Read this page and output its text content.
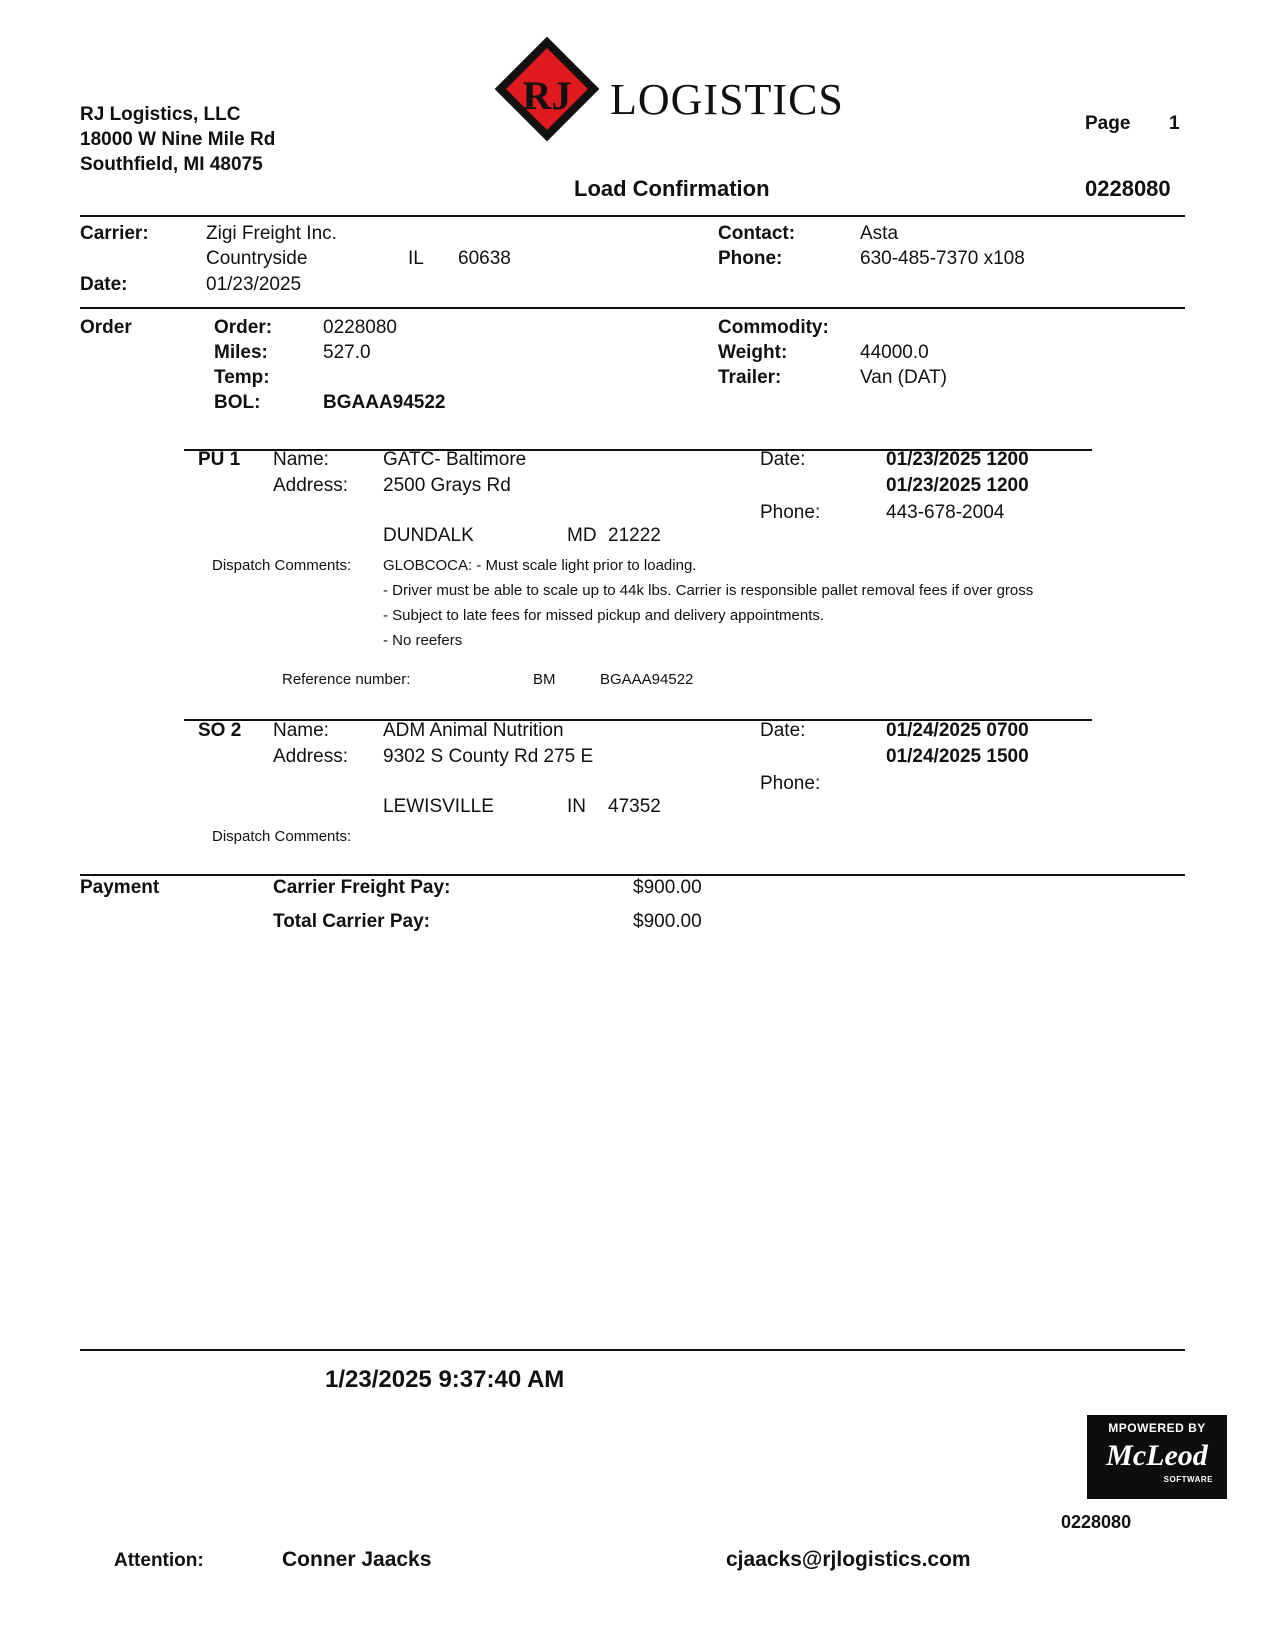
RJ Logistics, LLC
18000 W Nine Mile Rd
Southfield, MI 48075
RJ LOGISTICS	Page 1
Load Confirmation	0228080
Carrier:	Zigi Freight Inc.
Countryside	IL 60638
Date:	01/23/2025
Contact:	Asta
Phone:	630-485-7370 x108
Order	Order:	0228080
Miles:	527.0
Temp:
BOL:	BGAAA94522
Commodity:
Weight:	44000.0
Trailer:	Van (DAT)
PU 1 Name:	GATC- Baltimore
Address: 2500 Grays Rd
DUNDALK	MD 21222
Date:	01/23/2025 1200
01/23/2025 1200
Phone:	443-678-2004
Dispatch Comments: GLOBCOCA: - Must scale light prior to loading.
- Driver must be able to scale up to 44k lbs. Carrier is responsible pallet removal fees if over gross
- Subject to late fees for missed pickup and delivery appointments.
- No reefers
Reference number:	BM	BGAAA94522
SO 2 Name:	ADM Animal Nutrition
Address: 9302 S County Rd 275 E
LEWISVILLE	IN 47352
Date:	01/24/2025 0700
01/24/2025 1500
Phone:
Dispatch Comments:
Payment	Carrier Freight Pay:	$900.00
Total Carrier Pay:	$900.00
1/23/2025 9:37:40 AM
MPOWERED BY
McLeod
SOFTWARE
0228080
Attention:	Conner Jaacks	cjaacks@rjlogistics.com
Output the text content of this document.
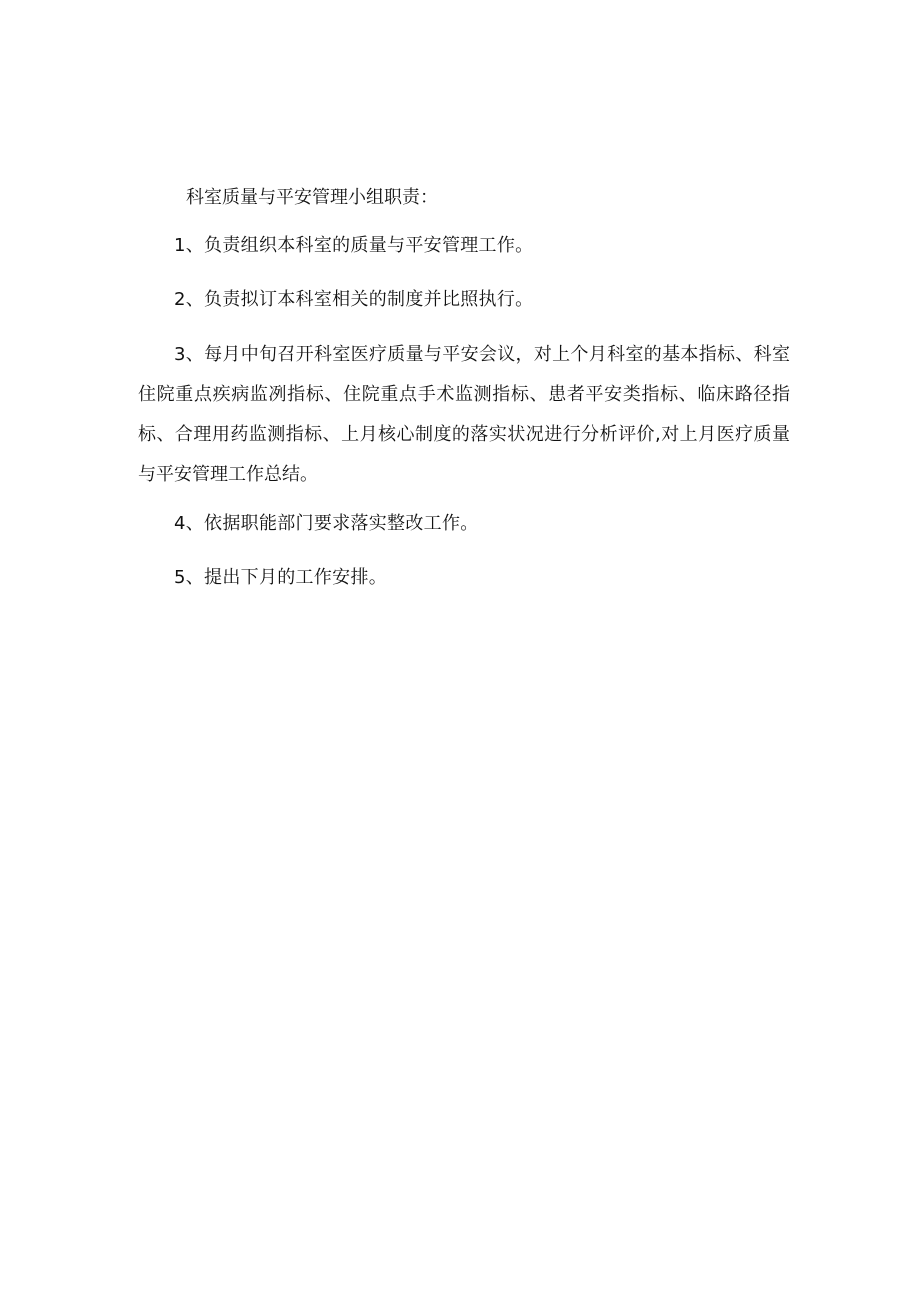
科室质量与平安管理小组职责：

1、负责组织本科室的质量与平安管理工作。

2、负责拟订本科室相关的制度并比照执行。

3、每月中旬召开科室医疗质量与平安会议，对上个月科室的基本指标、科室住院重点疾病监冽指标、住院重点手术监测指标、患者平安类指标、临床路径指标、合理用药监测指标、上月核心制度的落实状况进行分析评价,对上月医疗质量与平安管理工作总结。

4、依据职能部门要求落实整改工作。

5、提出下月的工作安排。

> _The exercise_:
Leave out the pictures and copy every record above exactly.

> _Answer_:
Read this page and output its text content.
RJ Logistics, LLC
18000 W Nine Mile Rd
Southfield, MI 48075
RJ LOGISTICS	Page 1
Load Confirmation	0228080
Carrier:	Zigi Freight Inc.
Countryside	IL 60638
Date:	01/23/2025
Contact:	Asta
Phone:	630-485-7370 x108
Order	Order:	0228080
Miles:	527.0
Temp:
BOL:	BGAAA94522
Commodity:
Weight:	44000.0
Trailer:	Van (DAT)
PU 1 Name:	GATC- Baltimore
Address: 2500 Grays Rd
DUNDALK	MD 21222
Date:	01/23/2025 1200
01/23/2025 1200
Phone:	443-678-2004
Dispatch Comments: GLOBCOCA: - Must scale light prior to loading.
- Driver must be able to scale up to 44k lbs. Carrier is responsible pallet removal fees if over gross
- Subject to late fees for missed pickup and delivery appointments.
- No reefers
Reference number:	BM	BGAAA94522
SO 2 Name:	ADM Animal Nutrition
Address: 9302 S County Rd 275 E
LEWISVILLE	IN 47352
Date:	01/24/2025 0700
01/24/2025 1500
Phone:
Dispatch Comments:
Payment	Carrier Freight Pay:	$900.00
Total Carrier Pay:	$900.00
1/23/2025 9:37:40 AM
MPOWERED BY
McLeod
SOFTWARE
0228080
Attention:	Conner Jaacks	cjaacks@rjlogistics.com
Output the text content of this document.
科室质量与平安管理小组职责：

1、负责组织本科室的质量与平安管理工作。

2、负责拟订本科室相关的制度并比照执行。

3、每月中旬召开科室医疗质量与平安会议，对上个月科室的基本指标、科室住院重点疾病监冽指标、住院重点手术监测指标、患者平安类指标、临床路径指标、合理用药监测指标、上月核心制度的落实状况进行分析评价,对上月医疗质量与平安管理工作总结。

4、依据职能部门要求落实整改工作。

5、提出下月的工作安排。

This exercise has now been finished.